* [What you need to do]:
Copy out all lines where "Before" appears.

[start of Material for the task]

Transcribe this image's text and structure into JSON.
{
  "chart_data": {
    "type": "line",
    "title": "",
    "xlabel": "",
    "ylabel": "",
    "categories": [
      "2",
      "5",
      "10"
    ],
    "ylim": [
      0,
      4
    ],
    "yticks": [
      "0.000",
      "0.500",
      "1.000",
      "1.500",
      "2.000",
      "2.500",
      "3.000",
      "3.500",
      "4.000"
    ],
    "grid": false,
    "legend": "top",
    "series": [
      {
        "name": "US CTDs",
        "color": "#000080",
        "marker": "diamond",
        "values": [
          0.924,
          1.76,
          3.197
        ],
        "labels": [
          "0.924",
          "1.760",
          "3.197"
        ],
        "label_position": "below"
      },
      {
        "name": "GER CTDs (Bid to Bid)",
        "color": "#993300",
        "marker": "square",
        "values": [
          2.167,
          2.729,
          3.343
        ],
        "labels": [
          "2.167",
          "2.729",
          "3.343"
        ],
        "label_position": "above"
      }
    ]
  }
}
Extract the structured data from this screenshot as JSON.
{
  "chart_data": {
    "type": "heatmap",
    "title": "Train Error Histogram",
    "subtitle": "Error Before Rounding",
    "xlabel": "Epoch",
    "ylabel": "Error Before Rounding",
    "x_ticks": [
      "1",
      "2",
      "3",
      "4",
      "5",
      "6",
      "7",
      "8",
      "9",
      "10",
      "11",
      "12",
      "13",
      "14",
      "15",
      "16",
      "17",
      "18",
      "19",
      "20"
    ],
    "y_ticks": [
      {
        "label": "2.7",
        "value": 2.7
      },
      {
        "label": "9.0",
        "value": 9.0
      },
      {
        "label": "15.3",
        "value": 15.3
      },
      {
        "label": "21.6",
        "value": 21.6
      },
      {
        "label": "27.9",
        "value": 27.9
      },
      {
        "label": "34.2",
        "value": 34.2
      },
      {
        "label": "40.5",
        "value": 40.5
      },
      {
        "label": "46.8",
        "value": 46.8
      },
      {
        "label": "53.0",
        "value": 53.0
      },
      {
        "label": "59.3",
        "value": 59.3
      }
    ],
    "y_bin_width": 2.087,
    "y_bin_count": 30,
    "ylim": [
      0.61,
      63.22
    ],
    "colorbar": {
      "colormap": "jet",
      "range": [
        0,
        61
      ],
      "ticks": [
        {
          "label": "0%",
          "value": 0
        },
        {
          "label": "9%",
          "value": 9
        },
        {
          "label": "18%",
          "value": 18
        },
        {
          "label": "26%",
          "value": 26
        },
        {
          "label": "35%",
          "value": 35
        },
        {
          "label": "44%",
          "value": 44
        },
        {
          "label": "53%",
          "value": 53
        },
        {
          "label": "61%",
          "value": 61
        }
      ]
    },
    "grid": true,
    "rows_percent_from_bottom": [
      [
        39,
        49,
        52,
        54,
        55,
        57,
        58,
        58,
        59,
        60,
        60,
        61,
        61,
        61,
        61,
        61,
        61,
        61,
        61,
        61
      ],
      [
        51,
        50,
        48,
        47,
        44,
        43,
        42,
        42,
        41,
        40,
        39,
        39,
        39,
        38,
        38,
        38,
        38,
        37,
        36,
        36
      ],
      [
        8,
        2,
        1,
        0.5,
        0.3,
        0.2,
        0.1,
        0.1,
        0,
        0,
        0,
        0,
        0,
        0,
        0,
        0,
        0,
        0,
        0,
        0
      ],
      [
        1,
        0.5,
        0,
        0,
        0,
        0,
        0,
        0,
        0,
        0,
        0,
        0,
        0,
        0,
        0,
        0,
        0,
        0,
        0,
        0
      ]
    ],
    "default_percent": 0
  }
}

[end of Material for the task]

* [Completed exercise]:
    "subtitle": "Error Before Rounding",
    "ylabel": "Error Before Rounding",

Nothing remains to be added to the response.